→ **Records for the exercise**
START
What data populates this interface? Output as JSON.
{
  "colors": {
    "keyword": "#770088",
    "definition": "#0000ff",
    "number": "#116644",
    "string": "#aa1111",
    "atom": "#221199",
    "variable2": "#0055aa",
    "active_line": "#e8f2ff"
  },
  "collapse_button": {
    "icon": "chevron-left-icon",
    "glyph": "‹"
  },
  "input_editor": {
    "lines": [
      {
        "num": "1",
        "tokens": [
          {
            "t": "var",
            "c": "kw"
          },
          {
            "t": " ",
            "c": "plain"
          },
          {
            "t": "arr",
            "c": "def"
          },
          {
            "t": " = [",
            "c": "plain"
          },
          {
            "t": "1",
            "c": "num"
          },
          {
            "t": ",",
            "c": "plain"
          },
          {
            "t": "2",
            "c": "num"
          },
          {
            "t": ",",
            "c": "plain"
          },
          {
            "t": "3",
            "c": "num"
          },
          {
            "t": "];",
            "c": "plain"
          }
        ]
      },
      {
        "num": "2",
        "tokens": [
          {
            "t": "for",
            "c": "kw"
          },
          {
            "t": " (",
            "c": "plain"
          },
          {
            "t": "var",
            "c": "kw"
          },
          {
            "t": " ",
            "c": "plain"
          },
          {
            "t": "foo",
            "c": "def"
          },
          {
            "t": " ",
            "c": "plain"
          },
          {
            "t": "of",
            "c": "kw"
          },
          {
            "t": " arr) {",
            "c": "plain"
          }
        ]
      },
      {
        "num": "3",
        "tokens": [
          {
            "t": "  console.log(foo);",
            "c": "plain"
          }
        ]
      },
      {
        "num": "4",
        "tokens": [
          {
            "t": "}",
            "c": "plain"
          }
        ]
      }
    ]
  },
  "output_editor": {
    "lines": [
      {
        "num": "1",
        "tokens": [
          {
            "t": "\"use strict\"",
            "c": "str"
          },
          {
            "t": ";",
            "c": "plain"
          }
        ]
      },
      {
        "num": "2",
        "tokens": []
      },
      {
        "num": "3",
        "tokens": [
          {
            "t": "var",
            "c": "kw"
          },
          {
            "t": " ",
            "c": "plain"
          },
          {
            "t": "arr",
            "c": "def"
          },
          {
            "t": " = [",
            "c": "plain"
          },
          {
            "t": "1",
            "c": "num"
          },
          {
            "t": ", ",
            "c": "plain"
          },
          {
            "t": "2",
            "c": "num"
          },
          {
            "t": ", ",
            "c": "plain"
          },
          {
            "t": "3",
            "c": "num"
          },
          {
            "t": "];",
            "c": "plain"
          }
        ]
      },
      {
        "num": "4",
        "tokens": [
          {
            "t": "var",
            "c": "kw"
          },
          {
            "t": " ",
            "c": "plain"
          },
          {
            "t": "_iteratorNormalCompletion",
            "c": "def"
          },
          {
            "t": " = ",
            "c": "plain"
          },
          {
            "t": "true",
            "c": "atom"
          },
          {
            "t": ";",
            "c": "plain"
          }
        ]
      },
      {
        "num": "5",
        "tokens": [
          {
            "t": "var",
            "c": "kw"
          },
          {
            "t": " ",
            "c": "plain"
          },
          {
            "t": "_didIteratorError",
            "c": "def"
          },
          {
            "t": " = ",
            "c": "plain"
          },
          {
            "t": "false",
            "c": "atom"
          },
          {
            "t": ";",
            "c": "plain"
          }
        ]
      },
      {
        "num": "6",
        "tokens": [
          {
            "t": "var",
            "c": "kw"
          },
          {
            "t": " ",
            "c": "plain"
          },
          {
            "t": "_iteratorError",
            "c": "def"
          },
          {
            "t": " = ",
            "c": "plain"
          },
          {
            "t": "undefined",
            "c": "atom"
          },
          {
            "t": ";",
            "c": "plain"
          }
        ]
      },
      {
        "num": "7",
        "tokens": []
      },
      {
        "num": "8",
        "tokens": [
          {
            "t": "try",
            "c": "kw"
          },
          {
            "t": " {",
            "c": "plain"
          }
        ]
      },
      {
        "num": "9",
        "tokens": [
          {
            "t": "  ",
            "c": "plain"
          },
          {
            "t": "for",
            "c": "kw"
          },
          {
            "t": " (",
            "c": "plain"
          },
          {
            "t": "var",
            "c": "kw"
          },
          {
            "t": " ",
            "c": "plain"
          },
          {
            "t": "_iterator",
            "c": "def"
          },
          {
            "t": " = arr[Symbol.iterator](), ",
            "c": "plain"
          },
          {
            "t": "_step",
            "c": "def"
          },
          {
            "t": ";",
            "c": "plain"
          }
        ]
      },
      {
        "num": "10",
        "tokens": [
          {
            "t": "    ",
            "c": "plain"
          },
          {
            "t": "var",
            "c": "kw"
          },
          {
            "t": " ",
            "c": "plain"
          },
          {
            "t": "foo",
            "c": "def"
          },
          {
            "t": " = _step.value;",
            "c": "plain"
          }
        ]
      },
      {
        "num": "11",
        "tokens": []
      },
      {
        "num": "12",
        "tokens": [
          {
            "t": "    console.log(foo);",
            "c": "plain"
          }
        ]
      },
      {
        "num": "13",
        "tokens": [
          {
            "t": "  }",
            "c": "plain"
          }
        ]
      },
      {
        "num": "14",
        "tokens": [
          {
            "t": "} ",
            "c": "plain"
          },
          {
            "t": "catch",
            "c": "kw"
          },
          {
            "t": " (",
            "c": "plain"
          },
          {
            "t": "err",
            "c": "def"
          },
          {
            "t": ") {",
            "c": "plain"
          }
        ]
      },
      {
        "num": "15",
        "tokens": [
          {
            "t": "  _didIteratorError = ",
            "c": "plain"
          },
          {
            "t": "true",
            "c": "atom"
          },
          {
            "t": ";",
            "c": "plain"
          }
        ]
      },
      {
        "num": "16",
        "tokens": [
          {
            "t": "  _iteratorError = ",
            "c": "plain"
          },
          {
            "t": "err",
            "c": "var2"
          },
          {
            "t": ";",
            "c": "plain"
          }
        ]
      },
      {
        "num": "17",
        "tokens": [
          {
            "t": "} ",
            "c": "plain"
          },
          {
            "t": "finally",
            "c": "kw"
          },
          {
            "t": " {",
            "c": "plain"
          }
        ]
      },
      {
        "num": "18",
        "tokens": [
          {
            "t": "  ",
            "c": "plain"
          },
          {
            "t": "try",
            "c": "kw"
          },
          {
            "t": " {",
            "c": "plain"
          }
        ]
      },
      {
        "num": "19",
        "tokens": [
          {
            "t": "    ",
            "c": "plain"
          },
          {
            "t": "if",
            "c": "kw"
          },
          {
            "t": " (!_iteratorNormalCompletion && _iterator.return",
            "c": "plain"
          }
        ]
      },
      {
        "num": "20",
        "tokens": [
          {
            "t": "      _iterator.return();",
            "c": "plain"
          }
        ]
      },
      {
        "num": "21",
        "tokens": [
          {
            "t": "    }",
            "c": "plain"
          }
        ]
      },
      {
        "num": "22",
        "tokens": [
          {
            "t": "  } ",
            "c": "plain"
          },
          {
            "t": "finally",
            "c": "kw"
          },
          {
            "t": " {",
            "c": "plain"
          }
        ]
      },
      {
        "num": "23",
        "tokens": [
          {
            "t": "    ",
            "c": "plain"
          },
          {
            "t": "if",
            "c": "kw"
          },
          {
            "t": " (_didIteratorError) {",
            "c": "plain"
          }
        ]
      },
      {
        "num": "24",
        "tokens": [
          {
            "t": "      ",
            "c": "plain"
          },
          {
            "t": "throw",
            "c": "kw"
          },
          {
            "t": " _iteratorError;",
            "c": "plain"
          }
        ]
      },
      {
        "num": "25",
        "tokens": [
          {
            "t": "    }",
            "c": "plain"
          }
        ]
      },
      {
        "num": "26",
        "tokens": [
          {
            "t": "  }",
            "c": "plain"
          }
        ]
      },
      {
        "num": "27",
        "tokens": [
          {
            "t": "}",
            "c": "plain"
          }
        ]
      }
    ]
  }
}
END
→ **Exercise**
Write out every entry above, word for word.

→ **Answer below**
What data populates this interface? Output as JSON.
{
  "colors": {
    "keyword": "#770088",
    "definition": "#0000ff",
    "number": "#116644",
    "string": "#aa1111",
    "atom": "#221199",
    "variable2": "#0055aa",
    "active_line": "#e8f2ff"
  },
  "collapse_button": {
    "icon": "chevron-left-icon",
    "glyph": "‹"
  },
  "input_editor": {
    "lines": [
      {
        "num": "1",
        "tokens": [
          {
            "t": "var",
            "c": "kw"
          },
          {
            "t": " ",
            "c": "plain"
          },
          {
            "t": "arr",
            "c": "def"
          },
          {
            "t": " = [",
            "c": "plain"
          },
          {
            "t": "1",
            "c": "num"
          },
          {
            "t": ",",
            "c": "plain"
          },
          {
            "t": "2",
            "c": "num"
          },
          {
            "t": ",",
            "c": "plain"
          },
          {
            "t": "3",
            "c": "num"
          },
          {
            "t": "];",
            "c": "plain"
          }
        ]
      },
      {
        "num": "2",
        "tokens": [
          {
            "t": "for",
            "c": "kw"
          },
          {
            "t": " (",
            "c": "plain"
          },
          {
            "t": "var",
            "c": "kw"
          },
          {
            "t": " ",
            "c": "plain"
          },
          {
            "t": "foo",
            "c": "def"
          },
          {
            "t": " ",
            "c": "plain"
          },
          {
            "t": "of",
            "c": "kw"
          },
          {
            "t": " arr) {",
            "c": "plain"
          }
        ]
      },
      {
        "num": "3",
        "tokens": [
          {
            "t": "  console.log(foo);",
            "c": "plain"
          }
        ]
      },
      {
        "num": "4",
        "tokens": [
          {
            "t": "}",
            "c": "plain"
          }
        ]
      }
    ]
  },
  "output_editor": {
    "lines": [
      {
        "num": "1",
        "tokens": [
          {
            "t": "\"use strict\"",
            "c": "str"
          },
          {
            "t": ";",
            "c": "plain"
          }
        ]
      },
      {
        "num": "2",
        "tokens": []
      },
      {
        "num": "3",
        "tokens": [
          {
            "t": "var",
            "c": "kw"
          },
          {
            "t": " ",
            "c": "plain"
          },
          {
            "t": "arr",
            "c": "def"
          },
          {
            "t": " = [",
            "c": "plain"
          },
          {
            "t": "1",
            "c": "num"
          },
          {
            "t": ", ",
            "c": "plain"
          },
          {
            "t": "2",
            "c": "num"
          },
          {
            "t": ", ",
            "c": "plain"
          },
          {
            "t": "3",
            "c": "num"
          },
          {
            "t": "];",
            "c": "plain"
          }
        ]
      },
      {
        "num": "4",
        "tokens": [
          {
            "t": "var",
            "c": "kw"
          },
          {
            "t": " ",
            "c": "plain"
          },
          {
            "t": "_iteratorNormalCompletion",
            "c": "def"
          },
          {
            "t": " = ",
            "c": "plain"
          },
          {
            "t": "true",
            "c": "atom"
          },
          {
            "t": ";",
            "c": "plain"
          }
        ]
      },
      {
        "num": "5",
        "tokens": [
          {
            "t": "var",
            "c": "kw"
          },
          {
            "t": " ",
            "c": "plain"
          },
          {
            "t": "_didIteratorError",
            "c": "def"
          },
          {
            "t": " = ",
            "c": "plain"
          },
          {
            "t": "false",
            "c": "atom"
          },
          {
            "t": ";",
            "c": "plain"
          }
        ]
      },
      {
        "num": "6",
        "tokens": [
          {
            "t": "var",
            "c": "kw"
          },
          {
            "t": " ",
            "c": "plain"
          },
          {
            "t": "_iteratorError",
            "c": "def"
          },
          {
            "t": " = ",
            "c": "plain"
          },
          {
            "t": "undefined",
            "c": "atom"
          },
          {
            "t": ";",
            "c": "plain"
          }
        ]
      },
      {
        "num": "7",
        "tokens": []
      },
      {
        "num": "8",
        "tokens": [
          {
            "t": "try",
            "c": "kw"
          },
          {
            "t": " {",
            "c": "plain"
          }
        ]
      },
      {
        "num": "9",
        "tokens": [
          {
            "t": "  ",
            "c": "plain"
          },
          {
            "t": "for",
            "c": "kw"
          },
          {
            "t": " (",
            "c": "plain"
          },
          {
            "t": "var",
            "c": "kw"
          },
          {
            "t": " ",
            "c": "plain"
          },
          {
            "t": "_iterator",
            "c": "def"
          },
          {
            "t": " = arr[Symbol.iterator](), ",
            "c": "plain"
          },
          {
            "t": "_step",
            "c": "def"
          },
          {
            "t": ";",
            "c": "plain"
          }
        ]
      },
      {
        "num": "10",
        "tokens": [
          {
            "t": "    ",
            "c": "plain"
          },
          {
            "t": "var",
            "c": "kw"
          },
          {
            "t": " ",
            "c": "plain"
          },
          {
            "t": "foo",
            "c": "def"
          },
          {
            "t": " = _step.value;",
            "c": "plain"
          }
        ]
      },
      {
        "num": "11",
        "tokens": []
      },
      {
        "num": "12",
        "tokens": [
          {
            "t": "    console.log(foo);",
            "c": "plain"
          }
        ]
      },
      {
        "num": "13",
        "tokens": [
          {
            "t": "  }",
            "c": "plain"
          }
        ]
      },
      {
        "num": "14",
        "tokens": [
          {
            "t": "} ",
            "c": "plain"
          },
          {
            "t": "catch",
            "c": "kw"
          },
          {
            "t": " (",
            "c": "plain"
          },
          {
            "t": "err",
            "c": "def"
          },
          {
            "t": ") {",
            "c": "plain"
          }
        ]
      },
      {
        "num": "15",
        "tokens": [
          {
            "t": "  _didIteratorError = ",
            "c": "plain"
          },
          {
            "t": "true",
            "c": "atom"
          },
          {
            "t": ";",
            "c": "plain"
          }
        ]
      },
      {
        "num": "16",
        "tokens": [
          {
            "t": "  _iteratorError = ",
            "c": "plain"
          },
          {
            "t": "err",
            "c": "var2"
          },
          {
            "t": ";",
            "c": "plain"
          }
        ]
      },
      {
        "num": "17",
        "tokens": [
          {
            "t": "} ",
            "c": "plain"
          },
          {
            "t": "finally",
            "c": "kw"
          },
          {
            "t": " {",
            "c": "plain"
          }
        ]
      },
      {
        "num": "18",
        "tokens": [
          {
            "t": "  ",
            "c": "plain"
          },
          {
            "t": "try",
            "c": "kw"
          },
          {
            "t": " {",
            "c": "plain"
          }
        ]
      },
      {
        "num": "19",
        "tokens": [
          {
            "t": "    ",
            "c": "plain"
          },
          {
            "t": "if",
            "c": "kw"
          },
          {
            "t": " (!_iteratorNormalCompletion && _iterator.return",
            "c": "plain"
          }
        ]
      },
      {
        "num": "20",
        "tokens": [
          {
            "t": "      _iterator.return();",
            "c": "plain"
          }
        ]
      },
      {
        "num": "21",
        "tokens": [
          {
            "t": "    }",
            "c": "plain"
          }
        ]
      },
      {
        "num": "22",
        "tokens": [
          {
            "t": "  } ",
            "c": "plain"
          },
          {
            "t": "finally",
            "c": "kw"
          },
          {
            "t": " {",
            "c": "plain"
          }
        ]
      },
      {
        "num": "23",
        "tokens": [
          {
            "t": "    ",
            "c": "plain"
          },
          {
            "t": "if",
            "c": "kw"
          },
          {
            "t": " (_didIteratorError) {",
            "c": "plain"
          }
        ]
      },
      {
        "num": "24",
        "tokens": [
          {
            "t": "      ",
            "c": "plain"
          },
          {
            "t": "throw",
            "c": "kw"
          },
          {
            "t": " _iteratorError;",
            "c": "plain"
          }
        ]
      },
      {
        "num": "25",
        "tokens": [
          {
            "t": "    }",
            "c": "plain"
          }
        ]
      },
      {
        "num": "26",
        "tokens": [
          {
            "t": "  }",
            "c": "plain"
          }
        ]
      },
      {
        "num": "27",
        "tokens": [
          {
            "t": "}",
            "c": "plain"
          }
        ]
      }
    ]
  }
}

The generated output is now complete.